Exercise details: Transcribe, exactly as they appear, only the lines from the one holding "Extract the structured" through the end of the entries below.

** start of Records shown **

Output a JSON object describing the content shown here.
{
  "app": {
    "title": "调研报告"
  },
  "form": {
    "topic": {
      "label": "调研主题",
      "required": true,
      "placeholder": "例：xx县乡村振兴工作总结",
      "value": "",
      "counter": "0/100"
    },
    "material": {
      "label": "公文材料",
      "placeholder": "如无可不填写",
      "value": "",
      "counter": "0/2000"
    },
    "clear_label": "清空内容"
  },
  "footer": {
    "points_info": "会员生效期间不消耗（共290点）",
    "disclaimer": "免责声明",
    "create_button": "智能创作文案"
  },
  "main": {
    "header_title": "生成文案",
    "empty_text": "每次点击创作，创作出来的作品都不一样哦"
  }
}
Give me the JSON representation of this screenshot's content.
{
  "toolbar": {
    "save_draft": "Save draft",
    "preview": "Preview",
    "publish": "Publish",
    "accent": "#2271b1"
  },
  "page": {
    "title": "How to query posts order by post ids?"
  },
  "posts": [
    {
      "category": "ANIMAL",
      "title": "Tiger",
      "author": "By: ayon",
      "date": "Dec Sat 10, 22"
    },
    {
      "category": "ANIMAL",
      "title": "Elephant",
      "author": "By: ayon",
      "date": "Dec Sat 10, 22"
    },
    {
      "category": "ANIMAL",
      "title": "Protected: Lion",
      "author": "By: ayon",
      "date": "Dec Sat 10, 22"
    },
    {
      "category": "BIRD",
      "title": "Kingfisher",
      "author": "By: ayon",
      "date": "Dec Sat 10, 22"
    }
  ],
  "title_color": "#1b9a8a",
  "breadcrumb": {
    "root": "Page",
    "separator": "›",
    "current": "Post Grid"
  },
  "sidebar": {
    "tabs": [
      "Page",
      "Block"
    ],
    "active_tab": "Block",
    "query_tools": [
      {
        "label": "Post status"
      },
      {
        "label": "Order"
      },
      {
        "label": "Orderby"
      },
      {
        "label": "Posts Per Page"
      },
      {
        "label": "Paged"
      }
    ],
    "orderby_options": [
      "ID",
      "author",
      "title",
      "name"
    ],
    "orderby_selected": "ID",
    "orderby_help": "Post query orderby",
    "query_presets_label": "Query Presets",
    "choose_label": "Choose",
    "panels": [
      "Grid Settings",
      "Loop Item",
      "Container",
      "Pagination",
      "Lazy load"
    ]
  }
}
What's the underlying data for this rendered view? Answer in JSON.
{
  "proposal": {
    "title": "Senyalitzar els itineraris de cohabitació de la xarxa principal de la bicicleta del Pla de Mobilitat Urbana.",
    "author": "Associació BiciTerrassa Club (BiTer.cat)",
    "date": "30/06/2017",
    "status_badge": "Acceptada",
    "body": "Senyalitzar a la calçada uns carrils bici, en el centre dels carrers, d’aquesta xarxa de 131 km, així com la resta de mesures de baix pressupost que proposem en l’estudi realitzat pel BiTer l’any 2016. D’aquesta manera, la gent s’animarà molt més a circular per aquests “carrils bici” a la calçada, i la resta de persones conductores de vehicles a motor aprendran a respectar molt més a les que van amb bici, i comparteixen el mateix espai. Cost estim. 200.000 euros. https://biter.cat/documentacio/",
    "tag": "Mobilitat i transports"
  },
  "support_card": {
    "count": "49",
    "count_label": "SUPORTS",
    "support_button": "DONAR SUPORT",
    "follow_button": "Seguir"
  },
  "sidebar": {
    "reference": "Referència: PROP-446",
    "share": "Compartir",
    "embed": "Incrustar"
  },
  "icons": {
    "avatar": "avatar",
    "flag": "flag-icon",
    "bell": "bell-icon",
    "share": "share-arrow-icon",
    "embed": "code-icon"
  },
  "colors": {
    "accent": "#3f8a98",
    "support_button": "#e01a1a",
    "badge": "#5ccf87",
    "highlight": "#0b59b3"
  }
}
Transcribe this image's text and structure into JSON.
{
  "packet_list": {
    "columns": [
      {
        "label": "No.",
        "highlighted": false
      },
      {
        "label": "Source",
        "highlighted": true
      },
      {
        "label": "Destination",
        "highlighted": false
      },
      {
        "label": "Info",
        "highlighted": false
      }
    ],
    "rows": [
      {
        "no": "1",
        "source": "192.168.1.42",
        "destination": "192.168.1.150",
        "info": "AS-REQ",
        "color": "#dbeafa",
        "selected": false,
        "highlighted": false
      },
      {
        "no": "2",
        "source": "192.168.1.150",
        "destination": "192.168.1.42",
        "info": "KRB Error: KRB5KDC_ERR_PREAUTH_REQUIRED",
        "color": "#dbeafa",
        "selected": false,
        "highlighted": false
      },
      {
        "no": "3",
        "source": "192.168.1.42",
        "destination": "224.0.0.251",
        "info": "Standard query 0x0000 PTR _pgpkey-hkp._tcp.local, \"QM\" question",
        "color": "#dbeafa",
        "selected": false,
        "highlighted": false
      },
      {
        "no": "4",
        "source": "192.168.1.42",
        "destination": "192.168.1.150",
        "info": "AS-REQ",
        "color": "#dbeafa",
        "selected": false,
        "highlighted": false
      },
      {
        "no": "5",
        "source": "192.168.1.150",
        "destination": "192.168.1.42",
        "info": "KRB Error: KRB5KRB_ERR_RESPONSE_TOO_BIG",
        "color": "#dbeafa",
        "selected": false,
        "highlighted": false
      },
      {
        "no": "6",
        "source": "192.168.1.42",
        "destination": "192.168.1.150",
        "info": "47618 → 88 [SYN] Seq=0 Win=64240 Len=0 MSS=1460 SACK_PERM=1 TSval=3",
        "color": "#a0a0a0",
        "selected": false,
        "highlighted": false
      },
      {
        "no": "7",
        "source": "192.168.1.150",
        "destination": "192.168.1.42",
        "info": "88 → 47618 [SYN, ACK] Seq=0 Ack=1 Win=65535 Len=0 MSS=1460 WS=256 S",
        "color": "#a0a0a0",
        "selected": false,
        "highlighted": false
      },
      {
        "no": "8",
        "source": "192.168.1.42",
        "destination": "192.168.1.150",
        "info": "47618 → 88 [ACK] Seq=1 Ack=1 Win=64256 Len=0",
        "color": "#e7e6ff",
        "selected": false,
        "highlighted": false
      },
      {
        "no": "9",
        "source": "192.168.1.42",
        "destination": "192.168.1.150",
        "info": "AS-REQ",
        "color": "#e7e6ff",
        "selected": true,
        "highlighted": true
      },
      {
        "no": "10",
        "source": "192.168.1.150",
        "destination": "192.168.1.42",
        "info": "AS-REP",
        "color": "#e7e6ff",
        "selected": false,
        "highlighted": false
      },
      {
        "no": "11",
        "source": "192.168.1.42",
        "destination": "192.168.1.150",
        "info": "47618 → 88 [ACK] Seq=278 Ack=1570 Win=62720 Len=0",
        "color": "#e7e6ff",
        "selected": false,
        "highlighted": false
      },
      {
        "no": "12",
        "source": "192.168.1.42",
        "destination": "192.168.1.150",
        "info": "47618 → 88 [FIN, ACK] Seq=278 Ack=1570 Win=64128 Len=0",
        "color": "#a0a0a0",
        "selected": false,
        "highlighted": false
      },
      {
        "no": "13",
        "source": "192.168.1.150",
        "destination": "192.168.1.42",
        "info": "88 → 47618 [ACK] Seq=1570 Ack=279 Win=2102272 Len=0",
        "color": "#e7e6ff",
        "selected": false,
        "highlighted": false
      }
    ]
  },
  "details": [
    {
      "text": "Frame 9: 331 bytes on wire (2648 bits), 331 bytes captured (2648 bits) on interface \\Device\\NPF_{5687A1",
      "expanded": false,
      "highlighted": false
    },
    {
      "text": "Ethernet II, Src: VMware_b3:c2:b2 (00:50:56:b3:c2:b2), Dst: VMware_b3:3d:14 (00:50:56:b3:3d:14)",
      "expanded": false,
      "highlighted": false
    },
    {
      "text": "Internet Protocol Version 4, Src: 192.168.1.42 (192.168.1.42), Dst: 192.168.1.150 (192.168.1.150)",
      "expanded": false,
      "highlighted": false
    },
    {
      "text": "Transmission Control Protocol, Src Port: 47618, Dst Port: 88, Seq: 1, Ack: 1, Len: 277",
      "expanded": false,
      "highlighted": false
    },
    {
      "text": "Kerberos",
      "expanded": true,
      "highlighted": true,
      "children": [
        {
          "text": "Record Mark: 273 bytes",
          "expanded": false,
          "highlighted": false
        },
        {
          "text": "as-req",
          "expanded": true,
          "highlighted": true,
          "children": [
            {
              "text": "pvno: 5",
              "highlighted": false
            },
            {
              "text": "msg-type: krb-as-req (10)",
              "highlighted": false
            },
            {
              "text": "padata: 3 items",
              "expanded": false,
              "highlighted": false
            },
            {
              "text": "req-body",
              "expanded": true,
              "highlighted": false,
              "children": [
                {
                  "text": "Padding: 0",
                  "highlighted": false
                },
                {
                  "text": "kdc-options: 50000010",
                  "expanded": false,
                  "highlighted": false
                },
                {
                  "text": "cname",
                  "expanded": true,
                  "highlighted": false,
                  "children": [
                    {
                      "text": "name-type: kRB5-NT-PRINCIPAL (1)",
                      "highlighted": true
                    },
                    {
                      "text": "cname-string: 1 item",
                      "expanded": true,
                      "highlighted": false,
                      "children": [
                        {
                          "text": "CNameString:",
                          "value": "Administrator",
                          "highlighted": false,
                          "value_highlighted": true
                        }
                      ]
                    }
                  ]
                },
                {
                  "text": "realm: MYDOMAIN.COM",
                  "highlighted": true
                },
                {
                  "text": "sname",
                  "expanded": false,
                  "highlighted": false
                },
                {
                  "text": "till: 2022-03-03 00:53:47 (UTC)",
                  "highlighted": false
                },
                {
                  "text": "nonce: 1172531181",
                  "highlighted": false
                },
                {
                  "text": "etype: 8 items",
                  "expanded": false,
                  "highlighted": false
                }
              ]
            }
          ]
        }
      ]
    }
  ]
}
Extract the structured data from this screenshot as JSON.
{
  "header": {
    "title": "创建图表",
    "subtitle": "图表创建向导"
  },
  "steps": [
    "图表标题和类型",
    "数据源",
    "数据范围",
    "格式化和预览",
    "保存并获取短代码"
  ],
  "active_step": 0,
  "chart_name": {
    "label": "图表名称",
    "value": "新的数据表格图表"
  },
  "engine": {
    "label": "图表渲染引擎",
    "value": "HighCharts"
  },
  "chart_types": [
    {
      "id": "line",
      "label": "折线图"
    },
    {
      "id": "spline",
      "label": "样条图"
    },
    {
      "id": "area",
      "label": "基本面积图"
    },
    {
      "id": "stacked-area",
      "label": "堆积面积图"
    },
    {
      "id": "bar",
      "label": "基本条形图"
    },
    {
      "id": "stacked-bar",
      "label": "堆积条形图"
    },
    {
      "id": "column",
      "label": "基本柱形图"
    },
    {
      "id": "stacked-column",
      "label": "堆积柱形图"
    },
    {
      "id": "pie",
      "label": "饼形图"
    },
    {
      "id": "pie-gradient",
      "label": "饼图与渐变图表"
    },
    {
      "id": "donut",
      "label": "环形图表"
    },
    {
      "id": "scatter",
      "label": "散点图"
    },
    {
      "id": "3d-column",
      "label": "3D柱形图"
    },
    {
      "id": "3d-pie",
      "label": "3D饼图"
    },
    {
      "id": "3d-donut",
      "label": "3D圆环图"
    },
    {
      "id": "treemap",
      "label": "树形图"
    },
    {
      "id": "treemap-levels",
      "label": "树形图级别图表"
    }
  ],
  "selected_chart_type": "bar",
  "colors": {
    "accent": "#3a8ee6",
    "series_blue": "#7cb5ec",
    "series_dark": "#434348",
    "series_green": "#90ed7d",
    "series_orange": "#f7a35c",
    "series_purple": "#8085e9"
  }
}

** end of Records shown **

Answer to this problem:
Extract the structured data from this screenshot as JSON.
{
  "header": {
    "title": "创建图表",
    "subtitle": "图表创建向导"
  },
  "steps": [
    "图表标题和类型",
    "数据源",
    "数据范围",
    "格式化和预览",
    "保存并获取短代码"
  ],
  "active_step": 0,
  "chart_name": {
    "label": "图表名称",
    "value": "新的数据表格图表"
  },
  "engine": {
    "label": "图表渲染引擎",
    "value": "HighCharts"
  },
  "chart_types": [
    {
      "id": "line",
      "label": "折线图"
    },
    {
      "id": "spline",
      "label": "样条图"
    },
    {
      "id": "area",
      "label": "基本面积图"
    },
    {
      "id": "stacked-area",
      "label": "堆积面积图"
    },
    {
      "id": "bar",
      "label": "基本条形图"
    },
    {
      "id": "stacked-bar",
      "label": "堆积条形图"
    },
    {
      "id": "column",
      "label": "基本柱形图"
    },
    {
      "id": "stacked-column",
      "label": "堆积柱形图"
    },
    {
      "id": "pie",
      "label": "饼形图"
    },
    {
      "id": "pie-gradient",
      "label": "饼图与渐变图表"
    },
    {
      "id": "donut",
      "label": "环形图表"
    },
    {
      "id": "scatter",
      "label": "散点图"
    },
    {
      "id": "3d-column",
      "label": "3D柱形图"
    },
    {
      "id": "3d-pie",
      "label": "3D饼图"
    },
    {
      "id": "3d-donut",
      "label": "3D圆环图"
    },
    {
      "id": "treemap",
      "label": "树形图"
    },
    {
      "id": "treemap-levels",
      "label": "树形图级别图表"
    }
  ],
  "selected_chart_type": "bar",
  "colors": {
    "accent": "#3a8ee6",
    "series_blue": "#7cb5ec",
    "series_dark": "#434348",
    "series_green": "#90ed7d",
    "series_orange": "#f7a35c",
    "series_purple": "#8085e9"
  }
}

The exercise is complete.